> [GIVEN TASK]:
With the pictures left out, return exactly the lines from the one containing "Give me the" through the end of the listing below.

[Stored records]
%%
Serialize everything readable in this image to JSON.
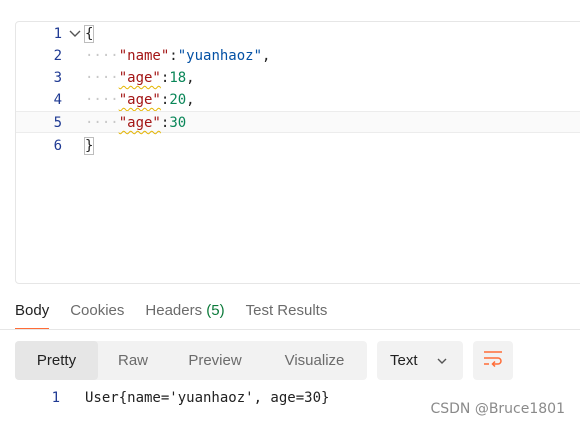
{
  "request_body": {
    "lines": [
      {
        "no": "1",
        "open": "{"
      },
      {
        "no": "2",
        "key": "\"name\"",
        "sep": ":",
        "str": "\"yuanhaoz\"",
        "end": ","
      },
      {
        "no": "3",
        "key": "\"age\"",
        "sep": ":",
        "num": "18",
        "end": ","
      },
      {
        "no": "4",
        "key": "\"age\"",
        "sep": ":",
        "num": "20",
        "end": ","
      },
      {
        "no": "5",
        "key": "\"age\"",
        "sep": ":",
        "num": "30",
        "end": ""
      },
      {
        "no": "6",
        "close": "}"
      }
    ]
  },
  "response": {
    "tabs": {
      "body": "Body",
      "cookies": "Cookies",
      "headers": "Headers",
      "headers_count": "(5)",
      "test_results": "Test Results"
    },
    "modes": {
      "pretty": "Pretty",
      "raw": "Raw",
      "preview": "Preview",
      "visualize": "Visualize"
    },
    "format": {
      "selected": "Text"
    },
    "body_lines": [
      {
        "no": "1",
        "text": "User{name='yuanhaoz', age=30}"
      }
    ]
  },
  "colors": {
    "accent": "#ff6c37",
    "key": "#a31515",
    "string": "#0451a5",
    "number": "#098658",
    "warning": "#e5b500"
  },
  "watermark": "CSDN @Bruce1801"
}
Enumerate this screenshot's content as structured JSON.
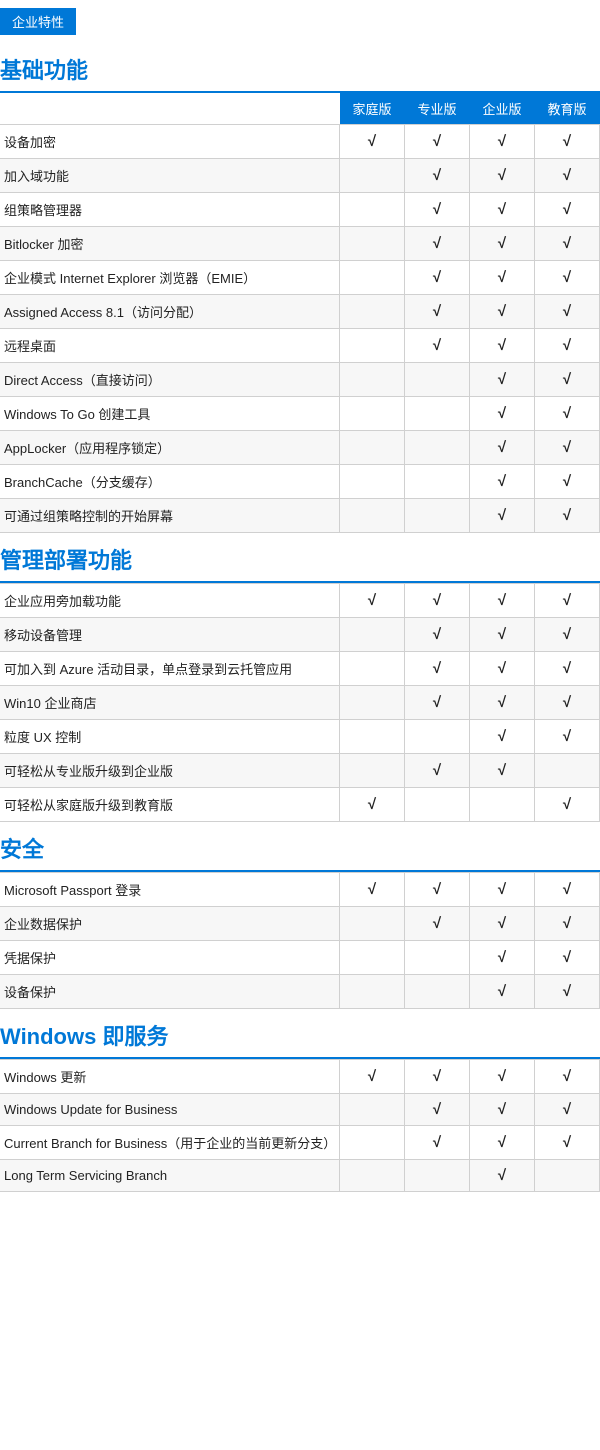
{
  "badge": "企业特性",
  "columns": [
    "家庭版",
    "专业版",
    "企业版",
    "教育版"
  ],
  "sections": [
    {
      "title": "基础功能",
      "is_badge": true,
      "rows": [
        {
          "name": "设备加密",
          "checks": [
            true,
            true,
            true,
            true
          ]
        },
        {
          "name": "加入域功能",
          "checks": [
            false,
            true,
            true,
            true
          ]
        },
        {
          "name": "组策略管理器",
          "checks": [
            false,
            true,
            true,
            true
          ]
        },
        {
          "name": "Bitlocker 加密",
          "checks": [
            false,
            true,
            true,
            true
          ]
        },
        {
          "name": "企业模式 Internet Explorer 浏览器（EMIE）",
          "checks": [
            false,
            true,
            true,
            true
          ]
        },
        {
          "name": "Assigned Access 8.1（访问分配）",
          "checks": [
            false,
            true,
            true,
            true
          ]
        },
        {
          "name": "远程桌面",
          "checks": [
            false,
            true,
            true,
            true
          ]
        },
        {
          "name": "Direct Access（直接访问）",
          "checks": [
            false,
            false,
            true,
            true
          ]
        },
        {
          "name": "Windows To Go 创建工具",
          "checks": [
            false,
            false,
            true,
            true
          ]
        },
        {
          "name": "AppLocker（应用程序锁定）",
          "checks": [
            false,
            false,
            true,
            true
          ]
        },
        {
          "name": "BranchCache（分支缓存）",
          "checks": [
            false,
            false,
            true,
            true
          ]
        },
        {
          "name": "可通过组策略控制的开始屏幕",
          "checks": [
            false,
            false,
            true,
            true
          ]
        }
      ]
    },
    {
      "title": "管理部署功能",
      "is_badge": false,
      "rows": [
        {
          "name": "企业应用旁加载功能",
          "checks": [
            true,
            true,
            true,
            true
          ]
        },
        {
          "name": "移动设备管理",
          "checks": [
            false,
            true,
            true,
            true
          ]
        },
        {
          "name": "可加入到 Azure 活动目录，单点登录到云托管应用",
          "checks": [
            false,
            true,
            true,
            true
          ]
        },
        {
          "name": "Win10 企业商店",
          "checks": [
            false,
            true,
            true,
            true
          ]
        },
        {
          "name": "粒度 UX 控制",
          "checks": [
            false,
            false,
            true,
            true
          ]
        },
        {
          "name": "可轻松从专业版升级到企业版",
          "checks": [
            false,
            true,
            true,
            false
          ]
        },
        {
          "name": "可轻松从家庭版升级到教育版",
          "checks": [
            true,
            false,
            false,
            true
          ]
        }
      ]
    },
    {
      "title": "安全",
      "is_badge": false,
      "rows": [
        {
          "name": "Microsoft Passport 登录",
          "checks": [
            true,
            true,
            true,
            true
          ]
        },
        {
          "name": "企业数据保护",
          "checks": [
            false,
            true,
            true,
            true
          ]
        },
        {
          "name": "凭据保护",
          "checks": [
            false,
            false,
            true,
            true
          ]
        },
        {
          "name": "设备保护",
          "checks": [
            false,
            false,
            true,
            true
          ]
        }
      ]
    },
    {
      "title": "Windows 即服务",
      "is_badge": false,
      "rows": [
        {
          "name": "Windows 更新",
          "checks": [
            true,
            true,
            true,
            true
          ]
        },
        {
          "name": "Windows Update for Business",
          "checks": [
            false,
            true,
            true,
            true
          ]
        },
        {
          "name": "Current Branch for Business（用于企业的当前更新分支）",
          "checks": [
            false,
            true,
            true,
            true
          ]
        },
        {
          "name": "Long Term Servicing Branch",
          "checks": [
            false,
            false,
            true,
            false
          ]
        }
      ]
    }
  ],
  "check_symbol": "√"
}
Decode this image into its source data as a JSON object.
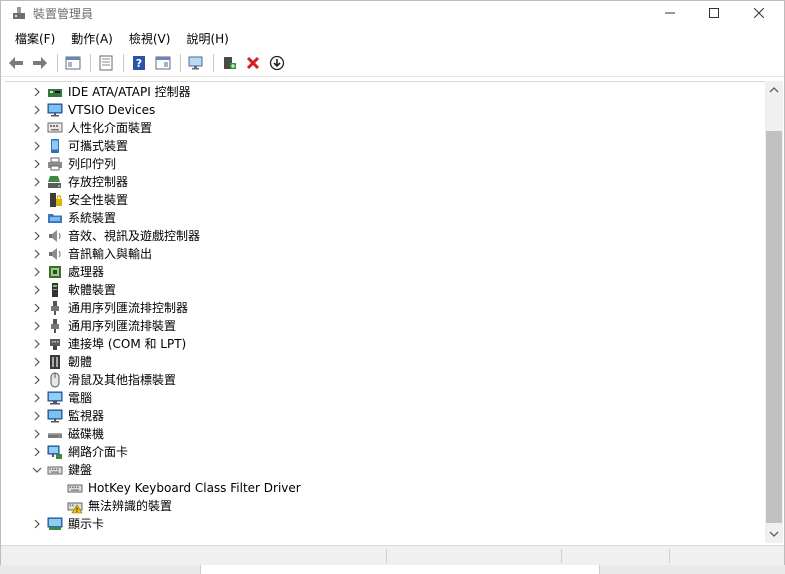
{
  "window": {
    "title": "裝置管理員",
    "min_glyph": "—",
    "max_glyph": "☐",
    "close_glyph": "✕"
  },
  "menu": [
    {
      "label": "檔案(F)"
    },
    {
      "label": "動作(A)"
    },
    {
      "label": "檢視(V)"
    },
    {
      "label": "說明(H)"
    }
  ],
  "toolbar": [
    {
      "icon": "back-arrow-icon"
    },
    {
      "icon": "forward-arrow-icon"
    },
    {
      "icon": "show-hide-tree-icon"
    },
    {
      "icon": "properties-icon"
    },
    {
      "icon": "help-icon"
    },
    {
      "icon": "view-icon"
    },
    {
      "icon": "monitor-scan-icon"
    },
    {
      "icon": "add-driver-icon"
    },
    {
      "icon": "uninstall-icon"
    },
    {
      "icon": "update-driver-icon"
    }
  ],
  "tree": [
    {
      "label": "IDE ATA/ATAPI 控制器",
      "icon": "ide-controller-icon",
      "expanded": false,
      "level": 0
    },
    {
      "label": "VTSIO Devices",
      "icon": "monitor-icon",
      "expanded": false,
      "level": 0
    },
    {
      "label": "人性化介面裝置",
      "icon": "hid-icon",
      "expanded": false,
      "level": 0
    },
    {
      "label": "可攜式裝置",
      "icon": "portable-device-icon",
      "expanded": false,
      "level": 0
    },
    {
      "label": "列印佇列",
      "icon": "printer-icon",
      "expanded": false,
      "level": 0
    },
    {
      "label": "存放控制器",
      "icon": "storage-controller-icon",
      "expanded": false,
      "level": 0
    },
    {
      "label": "安全性裝置",
      "icon": "security-device-icon",
      "expanded": false,
      "level": 0
    },
    {
      "label": "系統裝置",
      "icon": "system-folder-icon",
      "expanded": false,
      "level": 0
    },
    {
      "label": "音效、視訊及遊戲控制器",
      "icon": "speaker-icon",
      "expanded": false,
      "level": 0
    },
    {
      "label": "音訊輸入與輸出",
      "icon": "speaker-icon",
      "expanded": false,
      "level": 0
    },
    {
      "label": "處理器",
      "icon": "processor-icon",
      "expanded": false,
      "level": 0
    },
    {
      "label": "軟體裝置",
      "icon": "software-device-icon",
      "expanded": false,
      "level": 0
    },
    {
      "label": "通用序列匯流排控制器",
      "icon": "usb-icon",
      "expanded": false,
      "level": 0
    },
    {
      "label": "通用序列匯流排裝置",
      "icon": "usb-icon",
      "expanded": false,
      "level": 0
    },
    {
      "label": "連接埠 (COM 和 LPT)",
      "icon": "port-icon",
      "expanded": false,
      "level": 0
    },
    {
      "label": "韌體",
      "icon": "firmware-icon",
      "expanded": false,
      "level": 0
    },
    {
      "label": "滑鼠及其他指標裝置",
      "icon": "mouse-icon",
      "expanded": false,
      "level": 0
    },
    {
      "label": "電腦",
      "icon": "computer-icon",
      "expanded": false,
      "level": 0
    },
    {
      "label": "監視器",
      "icon": "monitor-icon",
      "expanded": false,
      "level": 0
    },
    {
      "label": "磁碟機",
      "icon": "disk-drive-icon",
      "expanded": false,
      "level": 0
    },
    {
      "label": "網路介面卡",
      "icon": "network-adapter-icon",
      "expanded": false,
      "level": 0
    },
    {
      "label": "鍵盤",
      "icon": "keyboard-icon",
      "expanded": true,
      "level": 0
    },
    {
      "label": "HotKey Keyboard Class Filter Driver",
      "icon": "keyboard-icon",
      "leaf": true,
      "level": 1
    },
    {
      "label": "無法辨識的裝置",
      "icon": "keyboard-warning-icon",
      "leaf": true,
      "level": 1
    },
    {
      "label": "顯示卡",
      "icon": "display-adapter-icon",
      "expanded": false,
      "level": 0
    }
  ],
  "colors": {
    "accent_blue": "#2a73c9",
    "warning_yellow": "#f2c200",
    "delete_red": "#d21f1f",
    "add_green": "#2f9a2f"
  }
}
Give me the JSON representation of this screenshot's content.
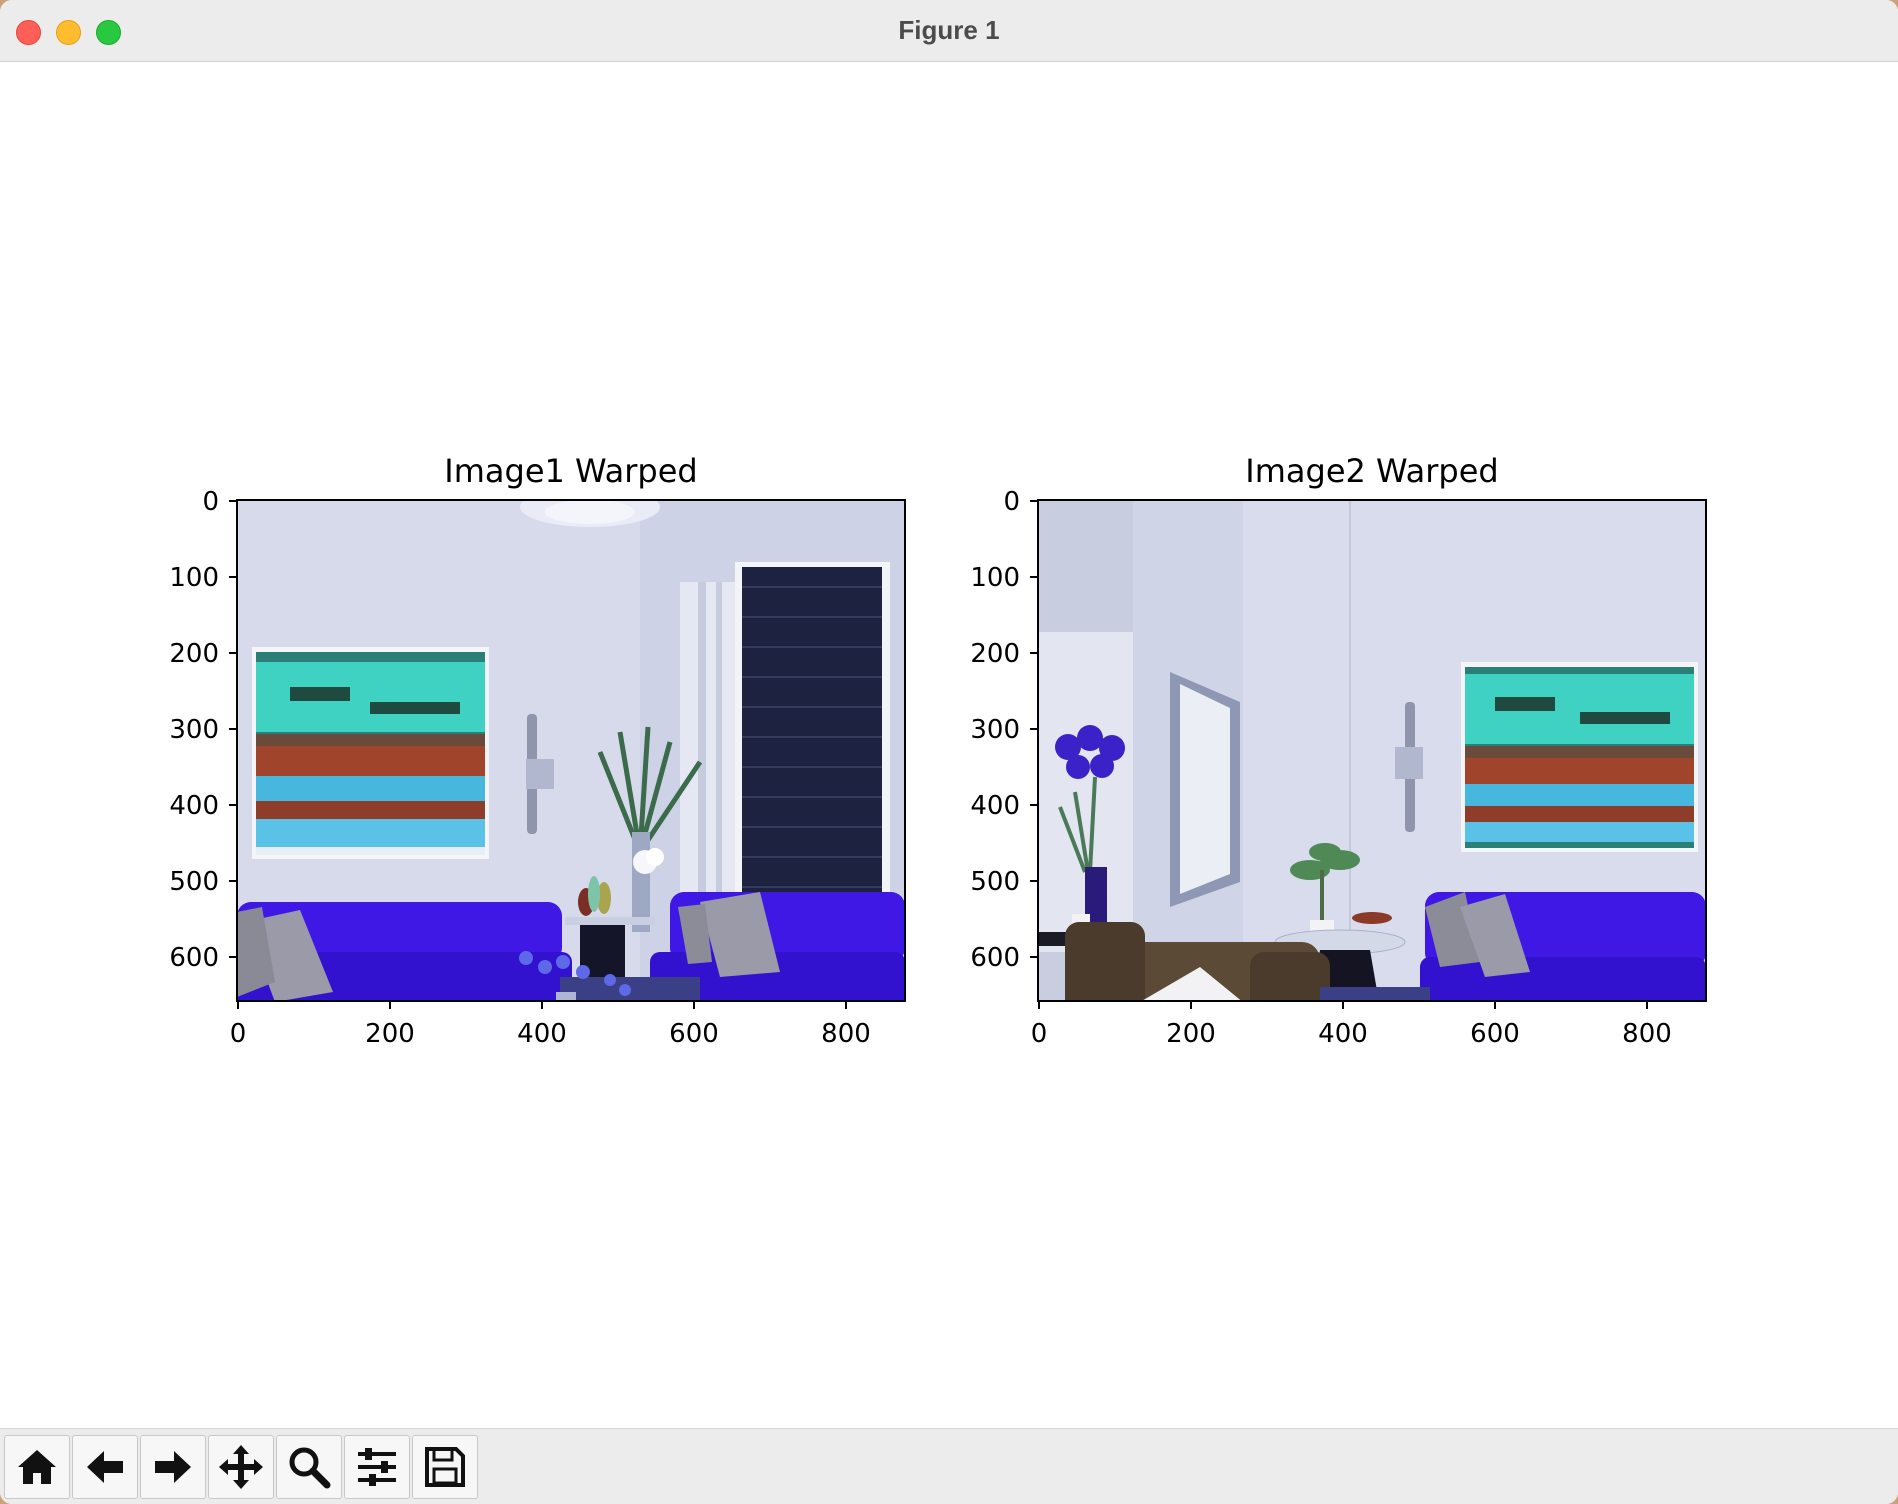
{
  "window": {
    "title": "Figure 1"
  },
  "figure": {
    "panels": [
      {
        "title": "Image1 Warped",
        "xticks": [
          "0",
          "200",
          "400",
          "600",
          "800"
        ],
        "yticks": [
          "0",
          "100",
          "200",
          "300",
          "400",
          "500",
          "600"
        ]
      },
      {
        "title": "Image2 Warped",
        "xticks": [
          "0",
          "200",
          "400",
          "600",
          "800"
        ],
        "yticks": [
          "0",
          "100",
          "200",
          "300",
          "400",
          "500",
          "600"
        ]
      }
    ]
  },
  "toolbar": {
    "tools": [
      {
        "name": "home",
        "icon": "home-icon"
      },
      {
        "name": "back",
        "icon": "arrow-left-icon"
      },
      {
        "name": "forward",
        "icon": "arrow-right-icon"
      },
      {
        "name": "pan",
        "icon": "move-icon"
      },
      {
        "name": "zoom",
        "icon": "magnifier-icon"
      },
      {
        "name": "configure-subplots",
        "icon": "sliders-icon"
      },
      {
        "name": "save",
        "icon": "floppy-disk-icon"
      }
    ]
  },
  "colors": {
    "sofa": "#3b16e0",
    "wall": "#d8dceb",
    "painting_teal": "#3fd2c2",
    "painting_rust": "#a0452c"
  }
}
%%
> [RESPONSE FOR THIS EXERCISE]:
Give me the JSON representation of this screenshot's content.
{
  "window": {
    "title": "Figure 1"
  },
  "figure": {
    "panels": [
      {
        "title": "Image1 Warped",
        "xticks": [
          "0",
          "200",
          "400",
          "600",
          "800"
        ],
        "yticks": [
          "0",
          "100",
          "200",
          "300",
          "400",
          "500",
          "600"
        ]
      },
      {
        "title": "Image2 Warped",
        "xticks": [
          "0",
          "200",
          "400",
          "600",
          "800"
        ],
        "yticks": [
          "0",
          "100",
          "200",
          "300",
          "400",
          "500",
          "600"
        ]
      }
    ]
  },
  "toolbar": {
    "tools": [
      {
        "name": "home",
        "icon": "home-icon"
      },
      {
        "name": "back",
        "icon": "arrow-left-icon"
      },
      {
        "name": "forward",
        "icon": "arrow-right-icon"
      },
      {
        "name": "pan",
        "icon": "move-icon"
      },
      {
        "name": "zoom",
        "icon": "magnifier-icon"
      },
      {
        "name": "configure-subplots",
        "icon": "sliders-icon"
      },
      {
        "name": "save",
        "icon": "floppy-disk-icon"
      }
    ]
  },
  "colors": {
    "sofa": "#3b16e0",
    "wall": "#d8dceb",
    "painting_teal": "#3fd2c2",
    "painting_rust": "#a0452c"
  }
}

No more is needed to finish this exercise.